Determine how many lines below hold the string "Account". Reply with the number alone.
==============================
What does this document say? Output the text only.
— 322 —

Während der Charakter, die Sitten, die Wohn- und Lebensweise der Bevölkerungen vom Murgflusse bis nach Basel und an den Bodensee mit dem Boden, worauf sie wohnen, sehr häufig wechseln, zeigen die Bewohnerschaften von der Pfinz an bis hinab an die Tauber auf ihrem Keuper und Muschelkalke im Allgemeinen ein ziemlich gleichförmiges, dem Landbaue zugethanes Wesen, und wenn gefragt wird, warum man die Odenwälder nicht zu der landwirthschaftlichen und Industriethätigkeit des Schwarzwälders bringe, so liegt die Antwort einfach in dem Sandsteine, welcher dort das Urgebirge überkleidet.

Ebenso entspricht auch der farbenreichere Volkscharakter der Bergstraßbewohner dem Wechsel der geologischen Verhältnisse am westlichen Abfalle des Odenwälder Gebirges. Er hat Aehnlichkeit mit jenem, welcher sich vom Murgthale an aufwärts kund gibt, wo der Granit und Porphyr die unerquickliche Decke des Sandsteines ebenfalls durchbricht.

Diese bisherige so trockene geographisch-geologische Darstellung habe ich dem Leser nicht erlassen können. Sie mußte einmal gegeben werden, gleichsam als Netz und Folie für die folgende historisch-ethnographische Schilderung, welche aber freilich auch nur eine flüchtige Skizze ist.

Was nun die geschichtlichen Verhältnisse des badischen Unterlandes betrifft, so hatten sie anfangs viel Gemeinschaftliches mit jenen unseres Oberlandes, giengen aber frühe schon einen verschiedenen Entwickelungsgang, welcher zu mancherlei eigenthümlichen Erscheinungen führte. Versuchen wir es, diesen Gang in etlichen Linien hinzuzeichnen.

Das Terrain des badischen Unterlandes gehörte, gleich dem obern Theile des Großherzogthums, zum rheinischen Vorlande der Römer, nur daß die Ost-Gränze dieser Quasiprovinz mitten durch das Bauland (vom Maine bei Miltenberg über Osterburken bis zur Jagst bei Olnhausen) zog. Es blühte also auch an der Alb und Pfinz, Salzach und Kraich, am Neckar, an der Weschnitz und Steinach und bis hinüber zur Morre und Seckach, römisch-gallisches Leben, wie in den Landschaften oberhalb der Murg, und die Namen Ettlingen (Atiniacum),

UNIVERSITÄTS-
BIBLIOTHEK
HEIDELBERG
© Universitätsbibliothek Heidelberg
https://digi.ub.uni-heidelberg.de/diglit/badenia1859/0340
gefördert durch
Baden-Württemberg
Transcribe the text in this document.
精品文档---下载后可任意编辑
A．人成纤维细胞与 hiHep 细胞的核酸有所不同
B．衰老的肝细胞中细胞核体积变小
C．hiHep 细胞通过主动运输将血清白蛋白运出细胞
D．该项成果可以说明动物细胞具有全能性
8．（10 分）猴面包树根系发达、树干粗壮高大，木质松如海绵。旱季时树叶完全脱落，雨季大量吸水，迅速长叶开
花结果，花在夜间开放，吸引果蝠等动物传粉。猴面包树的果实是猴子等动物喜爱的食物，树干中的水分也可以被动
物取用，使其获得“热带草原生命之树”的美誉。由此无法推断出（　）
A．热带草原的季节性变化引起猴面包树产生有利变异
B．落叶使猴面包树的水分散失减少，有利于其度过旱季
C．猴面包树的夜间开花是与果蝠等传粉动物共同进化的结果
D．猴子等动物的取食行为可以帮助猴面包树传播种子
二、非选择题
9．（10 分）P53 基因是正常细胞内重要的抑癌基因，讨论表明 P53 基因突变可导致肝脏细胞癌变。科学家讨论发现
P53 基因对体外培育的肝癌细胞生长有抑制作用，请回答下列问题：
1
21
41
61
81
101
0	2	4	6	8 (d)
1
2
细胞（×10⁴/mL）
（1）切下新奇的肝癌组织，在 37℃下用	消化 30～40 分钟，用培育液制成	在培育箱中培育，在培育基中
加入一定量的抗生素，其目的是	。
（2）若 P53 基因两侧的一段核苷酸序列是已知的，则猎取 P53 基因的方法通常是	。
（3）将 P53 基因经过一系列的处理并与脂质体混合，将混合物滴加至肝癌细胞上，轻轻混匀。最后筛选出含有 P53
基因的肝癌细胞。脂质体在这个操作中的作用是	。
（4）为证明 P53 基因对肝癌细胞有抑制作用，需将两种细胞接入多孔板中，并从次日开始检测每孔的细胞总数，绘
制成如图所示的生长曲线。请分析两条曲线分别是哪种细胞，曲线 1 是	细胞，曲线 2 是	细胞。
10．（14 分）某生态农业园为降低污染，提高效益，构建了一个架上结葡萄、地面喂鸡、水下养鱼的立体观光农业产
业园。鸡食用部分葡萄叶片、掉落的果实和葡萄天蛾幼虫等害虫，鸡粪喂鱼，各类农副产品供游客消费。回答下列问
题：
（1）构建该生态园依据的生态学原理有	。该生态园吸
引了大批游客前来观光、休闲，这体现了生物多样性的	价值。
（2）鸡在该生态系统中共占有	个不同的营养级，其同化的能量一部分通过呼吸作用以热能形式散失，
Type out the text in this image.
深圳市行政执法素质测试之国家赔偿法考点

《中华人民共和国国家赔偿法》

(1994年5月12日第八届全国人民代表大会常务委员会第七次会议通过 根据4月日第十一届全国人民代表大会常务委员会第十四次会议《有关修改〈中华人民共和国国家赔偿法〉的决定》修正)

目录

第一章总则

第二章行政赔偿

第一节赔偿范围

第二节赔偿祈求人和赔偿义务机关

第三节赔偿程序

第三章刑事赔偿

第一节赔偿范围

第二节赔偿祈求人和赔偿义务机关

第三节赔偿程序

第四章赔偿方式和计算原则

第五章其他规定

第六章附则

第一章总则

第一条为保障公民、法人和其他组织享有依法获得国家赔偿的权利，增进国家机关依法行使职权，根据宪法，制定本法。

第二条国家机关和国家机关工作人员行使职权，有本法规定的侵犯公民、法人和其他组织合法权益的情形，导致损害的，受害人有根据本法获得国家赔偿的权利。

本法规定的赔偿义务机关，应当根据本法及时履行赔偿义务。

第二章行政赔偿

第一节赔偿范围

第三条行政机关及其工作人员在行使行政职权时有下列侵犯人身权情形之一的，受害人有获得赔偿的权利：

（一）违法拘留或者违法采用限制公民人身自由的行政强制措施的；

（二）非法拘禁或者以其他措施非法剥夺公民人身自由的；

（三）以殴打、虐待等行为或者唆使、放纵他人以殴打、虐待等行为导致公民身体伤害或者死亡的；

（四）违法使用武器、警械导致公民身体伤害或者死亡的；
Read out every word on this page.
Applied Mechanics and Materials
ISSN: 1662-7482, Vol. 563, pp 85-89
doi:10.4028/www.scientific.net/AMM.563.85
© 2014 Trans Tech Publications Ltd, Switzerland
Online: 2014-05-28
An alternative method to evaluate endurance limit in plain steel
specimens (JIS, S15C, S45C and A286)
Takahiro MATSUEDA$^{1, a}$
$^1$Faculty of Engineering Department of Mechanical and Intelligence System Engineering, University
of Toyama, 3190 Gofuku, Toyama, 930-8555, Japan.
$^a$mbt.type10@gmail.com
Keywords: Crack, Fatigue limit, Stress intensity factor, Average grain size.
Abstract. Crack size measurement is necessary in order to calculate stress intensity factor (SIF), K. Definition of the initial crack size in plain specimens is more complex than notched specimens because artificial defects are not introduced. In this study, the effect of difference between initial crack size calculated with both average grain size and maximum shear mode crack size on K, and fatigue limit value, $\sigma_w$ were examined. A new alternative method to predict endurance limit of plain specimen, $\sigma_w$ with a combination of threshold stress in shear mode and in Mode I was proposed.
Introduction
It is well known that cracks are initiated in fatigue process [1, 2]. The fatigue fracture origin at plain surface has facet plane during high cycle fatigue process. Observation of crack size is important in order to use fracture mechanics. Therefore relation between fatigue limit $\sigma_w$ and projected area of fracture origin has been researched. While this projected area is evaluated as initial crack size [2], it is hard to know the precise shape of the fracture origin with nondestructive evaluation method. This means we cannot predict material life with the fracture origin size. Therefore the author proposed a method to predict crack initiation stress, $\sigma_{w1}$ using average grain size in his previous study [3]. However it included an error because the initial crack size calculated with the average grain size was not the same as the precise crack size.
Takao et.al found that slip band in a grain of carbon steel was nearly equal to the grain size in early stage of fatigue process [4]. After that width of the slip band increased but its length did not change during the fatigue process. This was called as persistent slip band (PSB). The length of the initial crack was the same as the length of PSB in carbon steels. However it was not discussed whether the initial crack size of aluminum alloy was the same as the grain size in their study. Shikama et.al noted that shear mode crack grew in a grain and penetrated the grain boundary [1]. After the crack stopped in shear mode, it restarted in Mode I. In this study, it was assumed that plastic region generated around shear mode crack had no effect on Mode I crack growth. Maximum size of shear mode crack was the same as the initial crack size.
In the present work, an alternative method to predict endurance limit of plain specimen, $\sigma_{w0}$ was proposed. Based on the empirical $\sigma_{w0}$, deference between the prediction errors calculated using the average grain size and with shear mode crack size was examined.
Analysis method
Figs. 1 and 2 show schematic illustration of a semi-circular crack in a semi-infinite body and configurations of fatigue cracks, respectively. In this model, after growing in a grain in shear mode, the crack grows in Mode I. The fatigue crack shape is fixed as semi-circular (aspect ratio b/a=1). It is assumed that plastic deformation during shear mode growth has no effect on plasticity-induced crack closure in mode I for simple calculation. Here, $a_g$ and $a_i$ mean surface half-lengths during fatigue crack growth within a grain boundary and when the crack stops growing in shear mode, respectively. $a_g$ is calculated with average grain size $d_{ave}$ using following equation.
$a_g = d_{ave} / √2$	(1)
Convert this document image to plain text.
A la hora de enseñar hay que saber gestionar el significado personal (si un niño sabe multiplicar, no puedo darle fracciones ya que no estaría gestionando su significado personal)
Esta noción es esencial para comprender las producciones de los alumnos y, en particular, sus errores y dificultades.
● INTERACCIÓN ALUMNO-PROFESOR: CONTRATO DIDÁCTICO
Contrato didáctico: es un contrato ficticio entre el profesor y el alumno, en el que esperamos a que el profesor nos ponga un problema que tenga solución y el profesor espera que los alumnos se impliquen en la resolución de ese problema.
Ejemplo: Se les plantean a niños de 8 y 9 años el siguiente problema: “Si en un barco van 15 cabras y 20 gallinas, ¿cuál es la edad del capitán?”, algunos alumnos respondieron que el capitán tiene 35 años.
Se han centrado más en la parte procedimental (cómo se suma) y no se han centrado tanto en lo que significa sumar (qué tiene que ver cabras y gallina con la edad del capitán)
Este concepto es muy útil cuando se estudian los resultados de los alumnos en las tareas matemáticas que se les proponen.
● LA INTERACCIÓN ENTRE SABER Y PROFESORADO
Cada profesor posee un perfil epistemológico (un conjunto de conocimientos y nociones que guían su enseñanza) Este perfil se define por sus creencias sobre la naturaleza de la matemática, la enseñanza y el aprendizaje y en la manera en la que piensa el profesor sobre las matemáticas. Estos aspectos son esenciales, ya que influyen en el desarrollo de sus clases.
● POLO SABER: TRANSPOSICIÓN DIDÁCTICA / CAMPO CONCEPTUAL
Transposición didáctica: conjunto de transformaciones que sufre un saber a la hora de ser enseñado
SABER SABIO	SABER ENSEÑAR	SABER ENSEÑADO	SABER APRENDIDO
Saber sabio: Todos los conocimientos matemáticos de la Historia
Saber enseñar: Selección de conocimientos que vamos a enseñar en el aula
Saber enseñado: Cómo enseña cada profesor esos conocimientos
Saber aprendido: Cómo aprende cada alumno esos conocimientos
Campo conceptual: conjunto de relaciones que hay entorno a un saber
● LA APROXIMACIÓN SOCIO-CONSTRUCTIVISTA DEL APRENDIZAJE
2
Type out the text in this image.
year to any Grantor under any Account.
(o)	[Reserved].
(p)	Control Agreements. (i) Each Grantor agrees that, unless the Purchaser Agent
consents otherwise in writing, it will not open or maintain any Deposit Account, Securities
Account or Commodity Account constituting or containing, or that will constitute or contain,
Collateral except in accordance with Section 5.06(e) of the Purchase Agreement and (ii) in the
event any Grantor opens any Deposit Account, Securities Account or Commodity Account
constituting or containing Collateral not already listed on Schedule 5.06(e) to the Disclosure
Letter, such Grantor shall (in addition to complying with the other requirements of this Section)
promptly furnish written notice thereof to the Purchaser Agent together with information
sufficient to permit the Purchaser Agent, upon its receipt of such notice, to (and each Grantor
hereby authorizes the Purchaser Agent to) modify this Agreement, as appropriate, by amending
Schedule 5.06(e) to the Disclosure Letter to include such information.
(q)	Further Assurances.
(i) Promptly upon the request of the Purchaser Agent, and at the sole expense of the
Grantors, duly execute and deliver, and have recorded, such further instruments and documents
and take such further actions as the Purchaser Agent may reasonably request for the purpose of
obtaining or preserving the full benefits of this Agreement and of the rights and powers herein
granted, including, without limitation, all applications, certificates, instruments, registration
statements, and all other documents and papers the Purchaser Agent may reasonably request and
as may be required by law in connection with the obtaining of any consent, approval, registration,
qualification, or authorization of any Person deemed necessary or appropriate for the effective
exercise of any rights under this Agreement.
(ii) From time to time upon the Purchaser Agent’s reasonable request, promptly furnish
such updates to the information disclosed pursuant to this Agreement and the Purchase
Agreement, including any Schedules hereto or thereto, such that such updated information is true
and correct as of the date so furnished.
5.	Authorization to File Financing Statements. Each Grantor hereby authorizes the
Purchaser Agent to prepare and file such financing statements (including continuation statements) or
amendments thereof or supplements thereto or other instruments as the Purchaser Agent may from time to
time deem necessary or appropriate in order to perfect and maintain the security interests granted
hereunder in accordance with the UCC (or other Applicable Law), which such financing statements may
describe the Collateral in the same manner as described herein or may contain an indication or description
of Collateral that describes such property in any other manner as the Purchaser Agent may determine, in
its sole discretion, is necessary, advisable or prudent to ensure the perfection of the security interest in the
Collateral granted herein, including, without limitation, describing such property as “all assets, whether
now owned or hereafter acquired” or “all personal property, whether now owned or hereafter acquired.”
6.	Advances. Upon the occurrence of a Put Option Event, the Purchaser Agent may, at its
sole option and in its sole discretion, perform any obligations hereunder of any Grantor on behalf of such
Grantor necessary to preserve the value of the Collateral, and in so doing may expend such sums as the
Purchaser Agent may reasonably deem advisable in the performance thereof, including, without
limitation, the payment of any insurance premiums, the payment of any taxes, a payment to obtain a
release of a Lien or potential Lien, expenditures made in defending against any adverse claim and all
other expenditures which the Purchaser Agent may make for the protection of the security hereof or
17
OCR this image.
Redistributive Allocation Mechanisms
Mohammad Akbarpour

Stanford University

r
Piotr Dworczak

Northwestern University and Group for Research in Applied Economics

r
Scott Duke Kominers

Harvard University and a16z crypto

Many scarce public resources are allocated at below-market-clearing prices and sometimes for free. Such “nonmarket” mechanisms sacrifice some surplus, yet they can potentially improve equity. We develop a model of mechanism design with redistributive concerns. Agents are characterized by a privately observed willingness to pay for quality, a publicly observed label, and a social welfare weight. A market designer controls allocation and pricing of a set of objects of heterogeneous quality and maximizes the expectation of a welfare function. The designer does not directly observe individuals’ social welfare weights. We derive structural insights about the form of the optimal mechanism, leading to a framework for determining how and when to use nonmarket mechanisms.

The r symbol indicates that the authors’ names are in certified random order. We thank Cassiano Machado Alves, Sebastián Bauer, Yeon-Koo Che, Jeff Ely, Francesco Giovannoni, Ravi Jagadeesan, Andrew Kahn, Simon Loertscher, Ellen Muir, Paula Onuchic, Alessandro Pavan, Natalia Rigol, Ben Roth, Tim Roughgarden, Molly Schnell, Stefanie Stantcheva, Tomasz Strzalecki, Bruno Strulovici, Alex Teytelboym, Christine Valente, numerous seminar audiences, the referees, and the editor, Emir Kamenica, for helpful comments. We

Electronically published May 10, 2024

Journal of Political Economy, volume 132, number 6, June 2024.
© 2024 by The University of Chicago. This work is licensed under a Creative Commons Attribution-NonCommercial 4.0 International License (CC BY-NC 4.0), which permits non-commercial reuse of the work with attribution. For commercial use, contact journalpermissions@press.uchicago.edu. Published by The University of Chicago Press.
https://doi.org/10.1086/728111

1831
==============================
**Answer to the task**
4